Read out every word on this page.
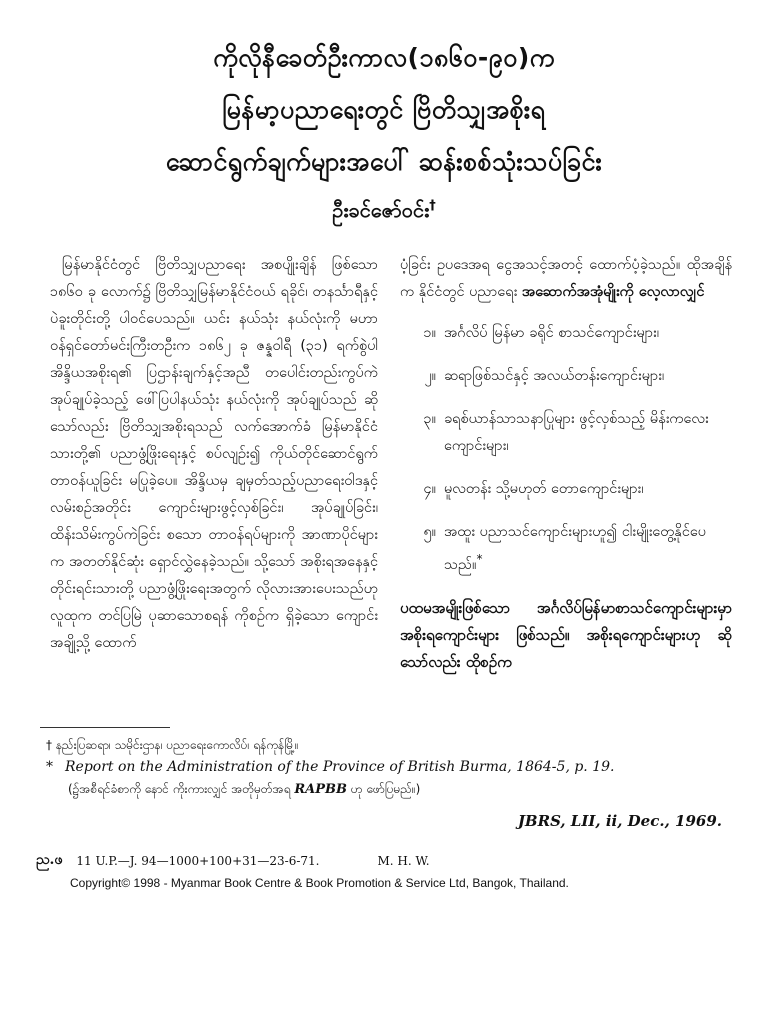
ကိုလိုနီခေတ်ဦးကာလ(၁၈၆၀-၉၀)က
မြန်မာ့ပညာရေးတွင် ဗြိတိသျှအစိုးရ
ဆောင်ရွက်ချက်များအပေါ် ဆန်းစစ်သုံးသပ်ခြင်း
ဦးခင်ဇော်ဝင်း†

မြန်မာနိုင်ငံတွင် ဗြိတိသျှပညာရေး အစပျိုးချိန် ဖြစ်သော ၁၈၆၀ ခု လောက်၌ ဗြိတိသျှမြန်မာနိုင်ငံဝယ် ရခိုင်၊ တနင်္သာရီနှင့် ပဲခူးတိုင်းတို့ ပါဝင်ပေသည်။ ယင်း နယ်သုံး နယ်လုံးကို မဟာဝန်ရှင်တော်မင်းကြီးတဦးက ၁၈၆၂ ခု ဇန္နဝါရီ (၃၁) ရက်စွဲပါ အိန္ဒိယအစိုးရ၏ ပြဌာန်းချက်နှင့်အညီ တပေါင်းတည်းကွပ်ကဲ အုပ်ချုပ်ခဲ့သည့် ဖေါ်ပြပါနယ်သုံး နယ်လုံးကို အုပ်ချုပ်သည် ဆိုသော်လည်း ဗြိတိသျှအစိုးရသည် လက်အောက်ခံ မြန်မာနိုင်ငံသားတို့၏ ပညာဖွံ့ဖြိုးရေးနှင့် စပ်လျဉ်း၍ ကိုယ်တိုင်ဆောင်ရွက် တာဝန်ယူခြင်း မပြုခဲ့ပေ။ အိန္ဒိယမှ ချမှတ်သည့်ပညာရေးဝါဒနှင့် လမ်းစဉ်အတိုင်း ကျောင်းများဖွင့်လှစ်ခြင်း၊ အုပ်ချုပ်ခြင်း၊ ထိန်းသိမ်းကွပ်ကဲခြင်း စသော တာဝန်ရပ်များကို အာဏာပိုင်များက အတတ်နိုင်ဆုံး ရှောင်လွှဲနေခဲ့သည်။ သို့သော် အစိုးရအနေနှင့် တိုင်းရင်းသားတို့ ပညာဖွံ့ဖြိုးရေးအတွက် လိုလားအားပေးသည်ဟု လူထုက တင်ပြမြဲ ပုဆာသောစရန် ကိုစဉ်က ရှိခဲ့သော ကျောင်းအချို့သို့ ထောက်

ပံ့ခြင်း ဥပဒေအရ ငွေအသင့်အတင့် ထောက်ပံ့ခဲ့သည်။ ထိုအချိန်က နိုင်ငံတွင် ပညာရေး အဆောက်အအုံမျိုးကို လေ့လာလျှင်

၁။ အင်္ဂလိပ် မြန်မာ ခရိုင် စာသင်ကျောင်းများ၊
၂။ ဆရာဖြစ်သင်နှင့် အလယ်တန်းကျောင်းများ၊
၃။ ခရစ်ယာန်သာသနာပြုများ ဖွင့်လှစ်သည့် မိန်းကလေးကျောင်းများ၊
၄။ မူလတန်း သို့မဟုတ် တောကျောင်းများ၊
၅။ အထူး ပညာသင်ကျောင်းများဟူ၍ ငါးမျိုးတွေ့နိုင်ပေသည်။*

ပထမအမျိုးဖြစ်သော အင်္ဂလိပ်မြန်မာစာသင်ကျောင်းများမှာ အစိုးရကျောင်းများ ဖြစ်သည်။ အစိုးရကျောင်းများဟု ဆိုသော်လည်း ထိုစဉ်က

† နည်းပြဆရာ၊ သမိုင်းဌာန၊ ပညာရေးကောလိပ်၊ ရန်ကုန်မြို့။
* Report on the Administration of the Province of British Burma, 1864-5, p. 19.
(၌အစီရင်ခံစာကို နောင် ကိုးကားလျှင် အတိုမှတ်အရ RAPBB ဟု ဖော်ပြမည်။)
JBRS, LII, ii, Dec., 1969.
ည.ဖ 11 U.P.—J. 94—1000+100+31—23-6-71.	M. H. W.
Copyright© 1998 - Myanmar Book Centre & Book Promotion & Service Ltd, Bangok, Thailand.
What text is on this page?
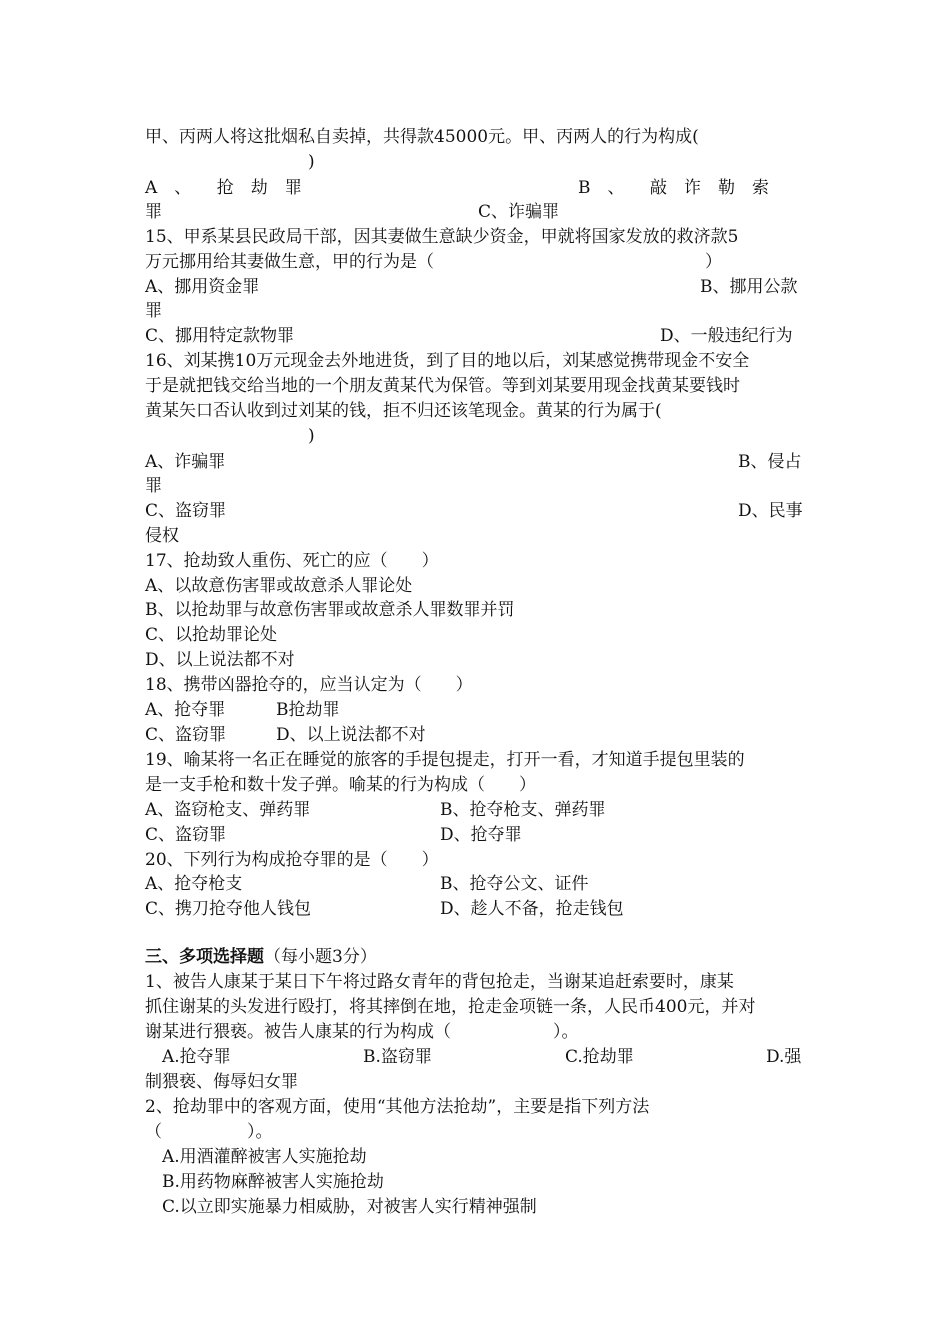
甲、丙两人将这批烟私自卖掉，共得款45000元。甲、丙两人的行为构成(
)
A　、　　抢　劫　罪	B　、　　敲　诈　勒　索
罪	C、诈骗罪
15、甲系某县民政局干部，因其妻做生意缺少资金，甲就将国家发放的救济款5
万元挪用给其妻做生意，甲的行为是（	）
A、挪用资金罪	B、挪用公款
罪
C、挪用特定款物罪	D、一般违纪行为
16、刘某携10万元现金去外地进货，到了目的地以后，刘某感觉携带现金不安全
于是就把钱交给当地的一个朋友黄某代为保管。等到刘某要用现金找黄某要钱时
黄某矢口否认收到过刘某的钱，拒不归还该笔现金。黄某的行为属于(
)
A、诈骗罪	B、侵占
罪
C、盗窃罪	D、民事
侵权
17、抢劫致人重伤、死亡的应（　　）
A、以故意伤害罪或故意杀人罪论处
B、以抢劫罪与故意伤害罪或故意杀人罪数罪并罚
C、以抢劫罪论处
D、以上说法都不对
18、携带凶器抢夺的，应当认定为（　　）
A、抢夺罪	B抢劫罪
C、盗窃罪	D、以上说法都不对
19、喻某将一名正在睡觉的旅客的手提包提走，打开一看，才知道手提包里装的
是一支手枪和数十发子弹。喻某的行为构成（　　）
A、盗窃枪支、弹药罪	B、抢夺枪支、弹药罪
C、盗窃罪	D、抢夺罪
20、下列行为构成抢夺罪的是（　　）
A、抢夺枪支	B、抢夺公文、证件
C、携刀抢夺他人钱包	D、趁人不备，抢走钱包
三、多项选择题（每小题3分）
1、被告人康某于某日下午将过路女青年的背包抢走，当谢某追赶索要时，康某
抓住谢某的头发进行殴打，将其摔倒在地，抢走金项链一条，人民币400元，并对
谢某进行猥亵。被告人康某的行为构成（　　　　　　）。
A.抢夺罪	B.盗窃罪	C.抢劫罪	D.强
制猥亵、侮辱妇女罪
2、抢劫罪中的客观方面，使用“其他方法抢劫”，主要是指下列方法
（　　　　　）。
A.用酒灌醉被害人实施抢劫
B.用药物麻醉被害人实施抢劫
C.以立即实施暴力相威胁，对被害人实行精神强制
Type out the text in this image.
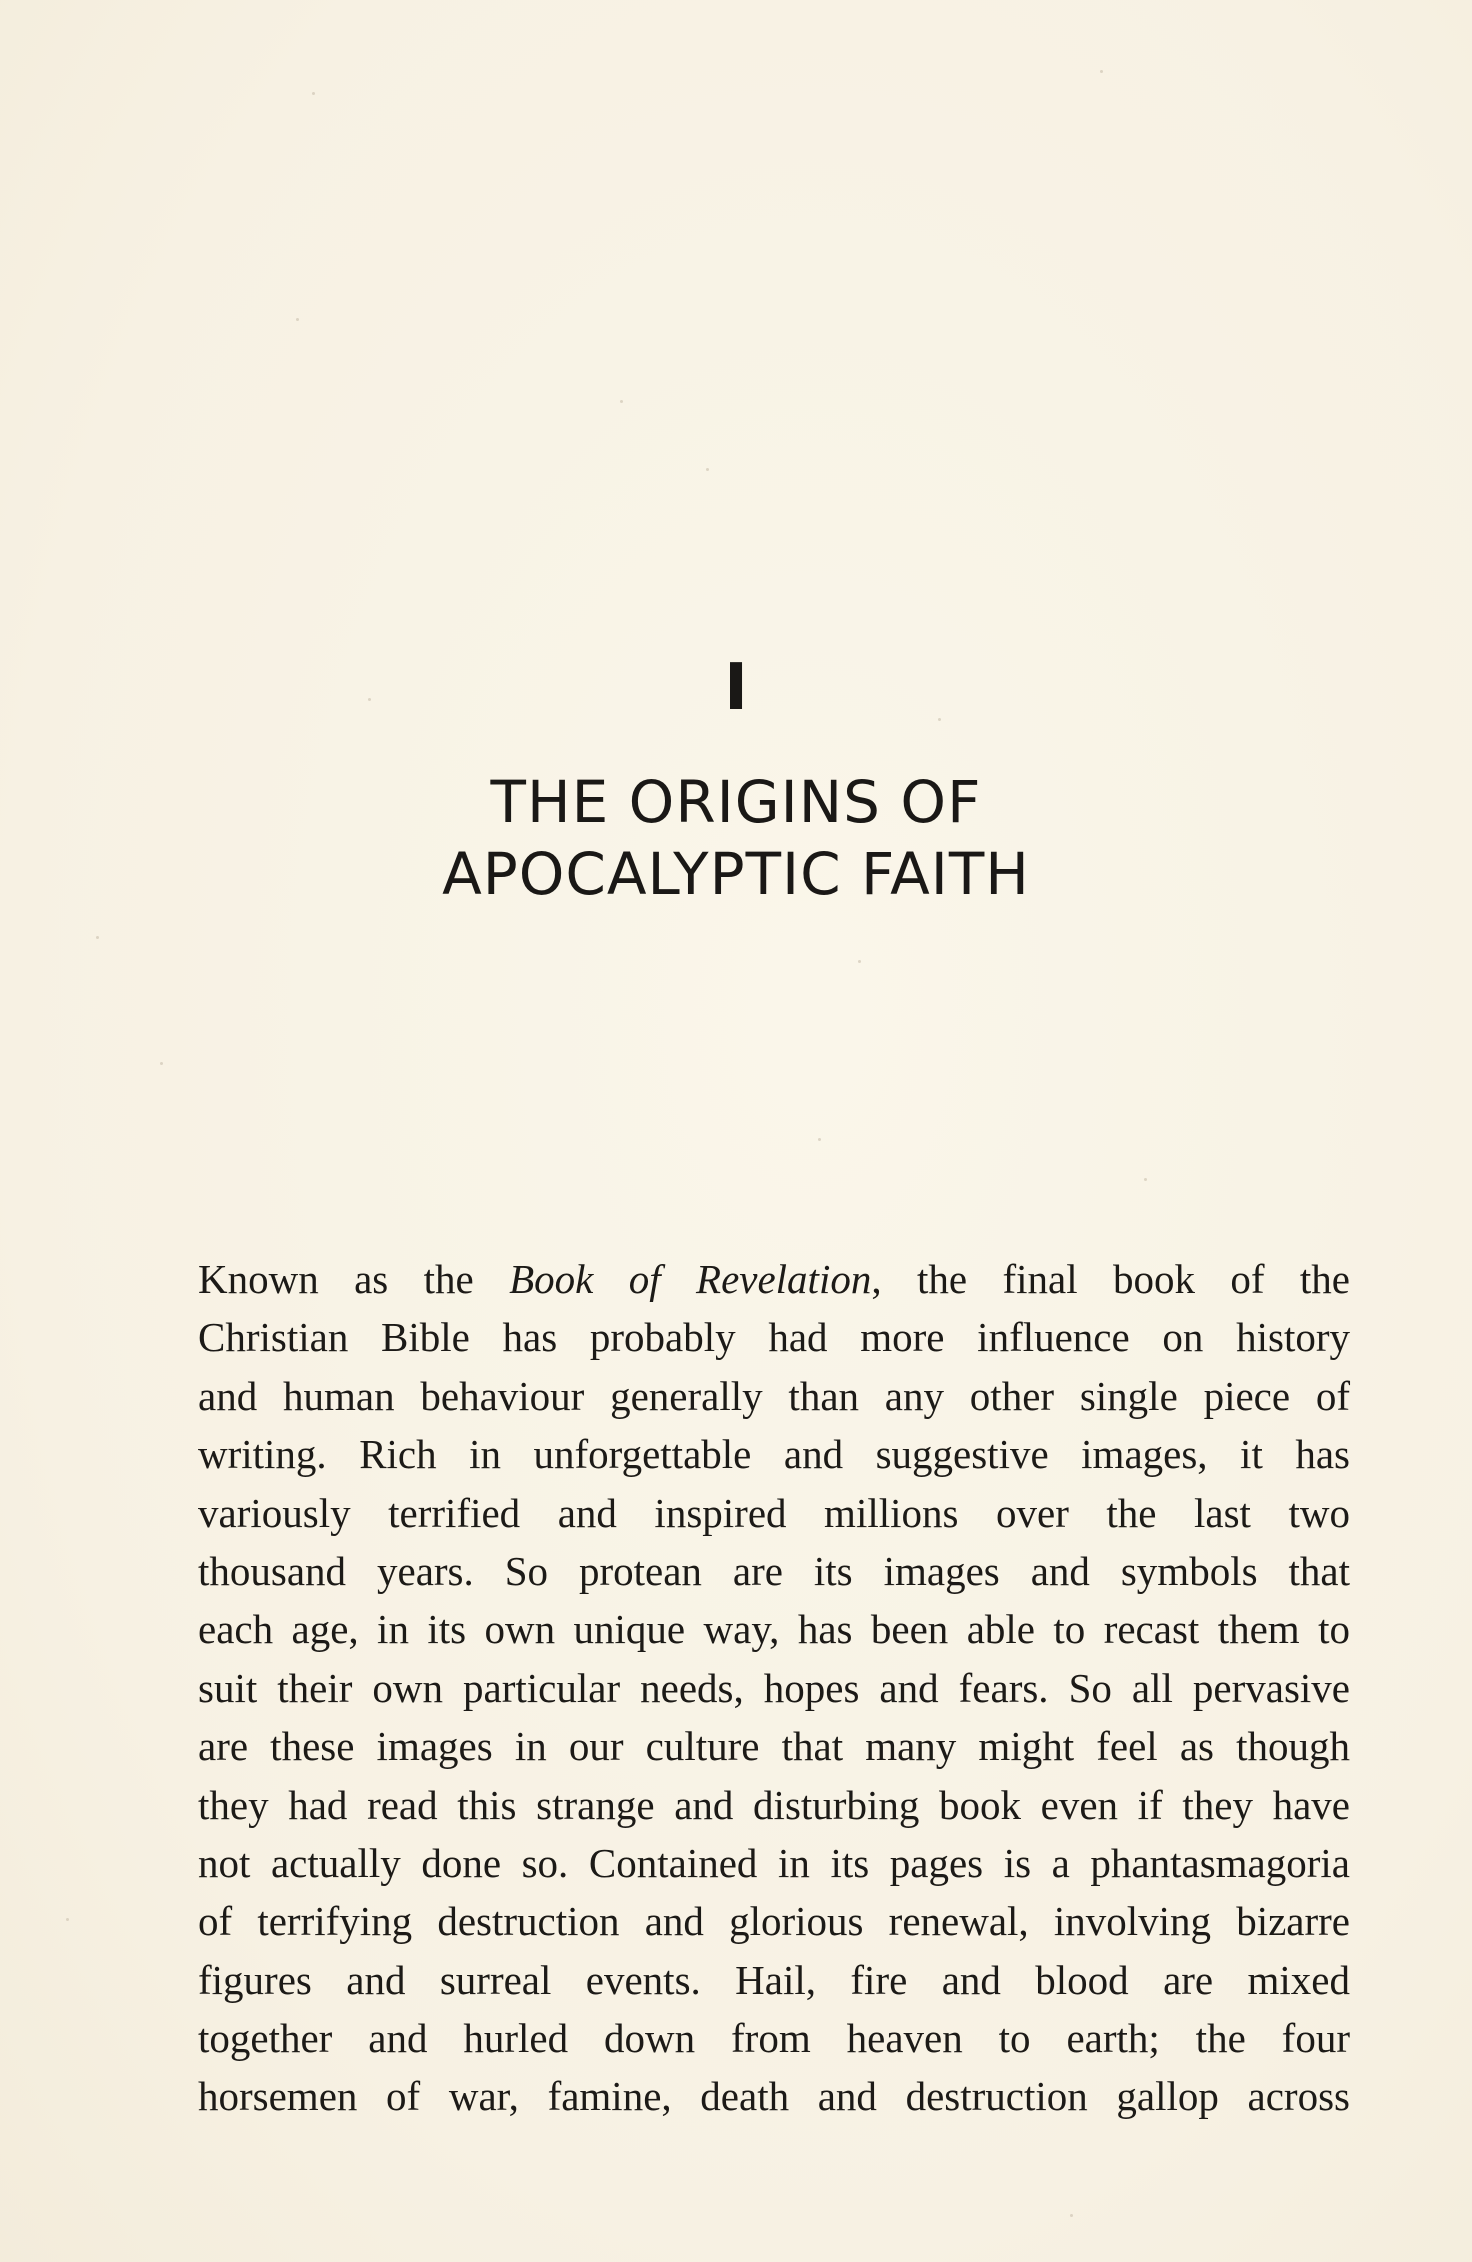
I
THE ORIGINS OF
APOCALYPTIC FAITH
Known as the Book of Revelation, the final book of the
Christian Bible has probably had more influence on history
and human behaviour generally than any other single piece of
writing. Rich in unforgettable and suggestive images, it has
variously terrified and inspired millions over the last two
thousand years. So protean are its images and symbols that
each age, in its own unique way, has been able to recast them to
suit their own particular needs, hopes and fears. So all pervasive
are these images in our culture that many might feel as though
they had read this strange and disturbing book even if they have
not actually done so. Contained in its pages is a phantasmagoria
of terrifying destruction and glorious renewal, involving bizarre
figures and surreal events. Hail, fire and blood are mixed
together and hurled down from heaven to earth; the four
horsemen of war, famine, death and destruction gallop across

_ _ _

# [What to do]
All the lines above are to be given again exactly as they read, with the pictures removed.

# [Exercise result]
Read out every word on this page.
ကိုလိုနီခေတ်ဦးကာလ(၁၈၆၀-၉၀)က
မြန်မာ့ပညာရေးတွင် ဗြိတိသျှအစိုးရ
ဆောင်ရွက်ချက်များအပေါ် ဆန်းစစ်သုံးသပ်ခြင်း
ဦးခင်ဇော်ဝင်း†

မြန်မာနိုင်ငံတွင် ဗြိတိသျှပညာရေး အစပျိုးချိန် ဖြစ်သော ၁၈၆၀ ခု လောက်၌ ဗြိတိသျှမြန်မာနိုင်ငံဝယ် ရခိုင်၊ တနင်္သာရီနှင့် ပဲခူးတိုင်းတို့ ပါဝင်ပေသည်။ ယင်း နယ်သုံး နယ်လုံးကို မဟာဝန်ရှင်တော်မင်းကြီးတဦးက ၁၈၆၂ ခု ဇန္နဝါရီ (၃၁) ရက်စွဲပါ အိန္ဒိယအစိုးရ၏ ပြဌာန်းချက်နှင့်အညီ တပေါင်းတည်းကွပ်ကဲ အုပ်ချုပ်ခဲ့သည့် ဖေါ်ပြပါနယ်သုံး နယ်လုံးကို အုပ်ချုပ်သည် ဆိုသော်လည်း ဗြိတိသျှအစိုးရသည် လက်အောက်ခံ မြန်မာနိုင်ငံသားတို့၏ ပညာဖွံ့ဖြိုးရေးနှင့် စပ်လျဉ်း၍ ကိုယ်တိုင်ဆောင်ရွက် တာဝန်ယူခြင်း မပြုခဲ့ပေ။ အိန္ဒိယမှ ချမှတ်သည့်ပညာရေးဝါဒနှင့် လမ်းစဉ်အတိုင်း ကျောင်းများဖွင့်လှစ်ခြင်း၊ အုပ်ချုပ်ခြင်း၊ ထိန်းသိမ်းကွပ်ကဲခြင်း စသော တာဝန်ရပ်များကို အာဏာပိုင်များက အတတ်နိုင်ဆုံး ရှောင်လွှဲနေခဲ့သည်။ သို့သော် အစိုးရအနေနှင့် တိုင်းရင်းသားတို့ ပညာဖွံ့ဖြိုးရေးအတွက် လိုလားအားပေးသည်ဟု လူထုက တင်ပြမြဲ ပုဆာသောစရန် ကိုစဉ်က ရှိခဲ့သော ကျောင်းအချို့သို့ ထောက်

ပံ့ခြင်း ဥပဒေအရ ငွေအသင့်အတင့် ထောက်ပံ့ခဲ့သည်။ ထိုအချိန်က နိုင်ငံတွင် ပညာရေး အဆောက်အအုံမျိုးကို လေ့လာလျှင်

၁။ အင်္ဂလိပ် မြန်မာ ခရိုင် စာသင်ကျောင်းများ၊
၂။ ဆရာဖြစ်သင်နှင့် အလယ်တန်းကျောင်းများ၊
၃။ ခရစ်ယာန်သာသနာပြုများ ဖွင့်လှစ်သည့် မိန်းကလေးကျောင်းများ၊
၄။ မူလတန်း သို့မဟုတ် တောကျောင်းများ၊
၅။ အထူး ပညာသင်ကျောင်းများဟူ၍ ငါးမျိုးတွေ့နိုင်ပေသည်။*

ပထမအမျိုးဖြစ်သော အင်္ဂလိပ်မြန်မာစာသင်ကျောင်းများမှာ အစိုးရကျောင်းများ ဖြစ်သည်။ အစိုးရကျောင်းများဟု ဆိုသော်လည်း ထိုစဉ်က

† နည်းပြဆရာ၊ သမိုင်းဌာန၊ ပညာရေးကောလိပ်၊ ရန်ကုန်မြို့။
* Report on the Administration of the Province of British Burma, 1864-5, p. 19.
(၌အစီရင်ခံစာကို နောင် ကိုးကားလျှင် အတိုမှတ်အရ RAPBB ဟု ဖော်ပြမည်။)
JBRS, LII, ii, Dec., 1969.
ည.ဖ 11 U.P.—J. 94—1000+100+31—23-6-71.	M. H. W.
Copyright© 1998 - Myanmar Book Centre & Book Promotion & Service Ltd, Bangok, Thailand.
What text is on this page?
甲、丙两人将这批烟私自卖掉，共得款45000元。甲、丙两人的行为构成(
)
A　、　　抢　劫　罪	B　、　　敲　诈　勒　索
罪	C、诈骗罪
15、甲系某县民政局干部，因其妻做生意缺少资金，甲就将国家发放的救济款5
万元挪用给其妻做生意，甲的行为是（	）
A、挪用资金罪	B、挪用公款
罪
C、挪用特定款物罪	D、一般违纪行为
16、刘某携10万元现金去外地进货，到了目的地以后，刘某感觉携带现金不安全
于是就把钱交给当地的一个朋友黄某代为保管。等到刘某要用现金找黄某要钱时
黄某矢口否认收到过刘某的钱，拒不归还该笔现金。黄某的行为属于(
)
A、诈骗罪	B、侵占
罪
C、盗窃罪	D、民事
侵权
17、抢劫致人重伤、死亡的应（　　）
A、以故意伤害罪或故意杀人罪论处
B、以抢劫罪与故意伤害罪或故意杀人罪数罪并罚
C、以抢劫罪论处
D、以上说法都不对
18、携带凶器抢夺的，应当认定为（　　）
A、抢夺罪	B抢劫罪
C、盗窃罪	D、以上说法都不对
19、喻某将一名正在睡觉的旅客的手提包提走，打开一看，才知道手提包里装的
是一支手枪和数十发子弹。喻某的行为构成（　　）
A、盗窃枪支、弹药罪	B、抢夺枪支、弹药罪
C、盗窃罪	D、抢夺罪
20、下列行为构成抢夺罪的是（　　）
A、抢夺枪支	B、抢夺公文、证件
C、携刀抢夺他人钱包	D、趁人不备，抢走钱包
三、多项选择题（每小题3分）
1、被告人康某于某日下午将过路女青年的背包抢走，当谢某追赶索要时，康某
抓住谢某的头发进行殴打，将其摔倒在地，抢走金项链一条，人民币400元，并对
谢某进行猥亵。被告人康某的行为构成（　　　　　　）。
A.抢夺罪	B.盗窃罪	C.抢劫罪	D.强
制猥亵、侮辱妇女罪
2、抢劫罪中的客观方面，使用“其他方法抢劫”，主要是指下列方法
（　　　　　）。
A.用酒灌醉被害人实施抢劫
B.用药物麻醉被害人实施抢劫
C.以立即实施暴力相威胁，对被害人实行精神强制
Type out the text in this image.
I
THE ORIGINS OF
APOCALYPTIC FAITH
Known as the Book of Revelation, the final book of the
Christian Bible has probably had more influence on history
and human behaviour generally than any other single piece of
writing. Rich in unforgettable and suggestive images, it has
variously terrified and inspired millions over the last two
thousand years. So protean are its images and symbols that
each age, in its own unique way, has been able to recast them to
suit their own particular needs, hopes and fears. So all pervasive
are these images in our culture that many might feel as though
they had read this strange and disturbing book even if they have
not actually done so. Contained in its pages is a phantasmagoria
of terrifying destruction and glorious renewal, involving bizarre
figures and surreal events. Hail, fire and blood are mixed
together and hurled down from heaven to earth; the four
horsemen of war, famine, death and destruction gallop across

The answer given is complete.